◆ PASSAGE SHOWN ◆
In its editorial on Jan 4, 2015, The Korea Herald says it is highly likely that the South Korea economy will remain in its low-growth trap this year.
One year ago, government economists said that the South Korean economy would be able to recover its vitality in 2015 because the nation - with no election set in the year - would push for structural reforms, and there were favourable conditions such as the low price of oil, low interest rates and depreciation of the South Korean currency.
President Park Geun Hye confidently said in her New Year's news conference that the South Korean economy would grow 3.8 per cent in 2015.
But those predictions were too rosy, as the Korean economy expanded only 2.5 per cent for the year, marking the fifth year with a growth rate of less than 3 per cent. Considering the vast monetary easing and other pump-priming measures, this lackluster performance was all the more disappointing.
It is highly likely that this year, too, the economy will remain in its low-growth trap. Ms Park's economic lieutenants say the economy will grow 3.1 per cent in 2016. This projection is lower than the 3.6 per cent forecast for the world economy, but private economists are skeptical of even this projection.

◆ PROBLEMS TO WORK ON ◆
A: Return the passage on South Korea's economy word for word.
B: Retype the stretch of rows from the first row through the one containing "Circle shape xyxy=(461,201,557,296)", both ends included, and nothing more.

◆ DATASET EXTRACT ◆
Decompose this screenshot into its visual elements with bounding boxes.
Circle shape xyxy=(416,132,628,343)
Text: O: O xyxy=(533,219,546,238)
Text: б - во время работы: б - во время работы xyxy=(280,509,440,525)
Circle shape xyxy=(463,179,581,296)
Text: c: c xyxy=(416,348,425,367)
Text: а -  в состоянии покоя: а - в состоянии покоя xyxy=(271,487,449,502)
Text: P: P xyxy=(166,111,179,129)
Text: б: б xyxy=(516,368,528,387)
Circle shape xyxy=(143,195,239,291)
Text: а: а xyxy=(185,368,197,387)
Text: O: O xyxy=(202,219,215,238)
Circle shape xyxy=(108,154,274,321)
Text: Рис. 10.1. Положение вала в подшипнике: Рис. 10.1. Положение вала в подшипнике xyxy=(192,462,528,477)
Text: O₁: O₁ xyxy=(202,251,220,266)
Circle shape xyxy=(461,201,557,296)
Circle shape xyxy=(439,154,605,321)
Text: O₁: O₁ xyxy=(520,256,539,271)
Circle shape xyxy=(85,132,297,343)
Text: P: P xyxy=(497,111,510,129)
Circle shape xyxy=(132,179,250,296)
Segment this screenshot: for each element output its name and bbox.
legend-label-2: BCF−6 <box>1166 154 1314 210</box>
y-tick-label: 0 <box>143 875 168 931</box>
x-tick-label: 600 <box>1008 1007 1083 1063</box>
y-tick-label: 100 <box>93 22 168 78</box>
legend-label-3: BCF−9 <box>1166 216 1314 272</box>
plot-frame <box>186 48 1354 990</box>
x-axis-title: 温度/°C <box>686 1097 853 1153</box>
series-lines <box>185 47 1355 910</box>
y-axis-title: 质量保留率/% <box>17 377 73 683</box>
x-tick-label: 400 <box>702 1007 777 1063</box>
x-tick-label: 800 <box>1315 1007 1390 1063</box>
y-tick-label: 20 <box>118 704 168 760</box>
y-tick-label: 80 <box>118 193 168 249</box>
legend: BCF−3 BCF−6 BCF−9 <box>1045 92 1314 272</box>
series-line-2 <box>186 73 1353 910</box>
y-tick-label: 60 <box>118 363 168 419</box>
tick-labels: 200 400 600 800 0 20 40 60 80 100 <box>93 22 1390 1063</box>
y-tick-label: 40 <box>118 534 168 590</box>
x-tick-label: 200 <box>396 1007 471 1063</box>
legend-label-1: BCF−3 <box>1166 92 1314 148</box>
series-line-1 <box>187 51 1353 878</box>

◆ RESPONSES PER TASK ◆
A:
In its editorial on Jan 4, 2015, The Korea Herald says it is highly likely that the South Korea economy will remain in its low-growth trap this year.
One year ago, government economists said that the South Korean economy would be able to recover its vitality in 2015 because the nation - with no election set in the year - would push for structural reforms, and there were favourable conditions such as the low price of oil, low interest rates and depreciation of the South Korean currency.
President Park Geun Hye confidently said in her New Year's news conference that the South Korean economy would grow 3.8 per cent in 2015.
But those predictions were too rosy, as the Korean economy expanded only 2.5 per cent for the year, marking the fifth year with a growth rate of less than 3 per cent. Considering the vast monetary easing and other pump-priming measures, this lackluster performance was all the more disappointing.
It is highly likely that this year, too, the economy will remain in its low-growth trap. Ms Park's economic lieutenants say the economy will grow 3.1 per cent in 2016. This projection is lower than the 3.6 per cent forecast for the world economy, but private economists are skeptical of even this projection.

B:
Decompose this screenshot into its visual elements with bounding boxes.
Circle shape xyxy=(416,132,628,343)
Text: O: O xyxy=(533,219,546,238)
Text: б - во время работы: б - во время работы xyxy=(280,509,440,525)
Circle shape xyxy=(463,179,581,296)
Text: c: c xyxy=(416,348,425,367)
Text: а -  в состоянии покоя: а - в состоянии покоя xyxy=(271,487,449,502)
Text: P: P xyxy=(166,111,179,129)
Text: б: б xyxy=(516,368,528,387)
Circle shape xyxy=(143,195,239,291)
Text: а: а xyxy=(185,368,197,387)
Text: O: O xyxy=(202,219,215,238)
Circle shape xyxy=(108,154,274,321)
Text: Рис. 10.1. Положение вала в подшипнике: Рис. 10.1. Положение вала в подшипнике xyxy=(192,462,528,477)
Text: O₁: O₁ xyxy=(202,251,220,266)
Circle shape xyxy=(461,201,557,296)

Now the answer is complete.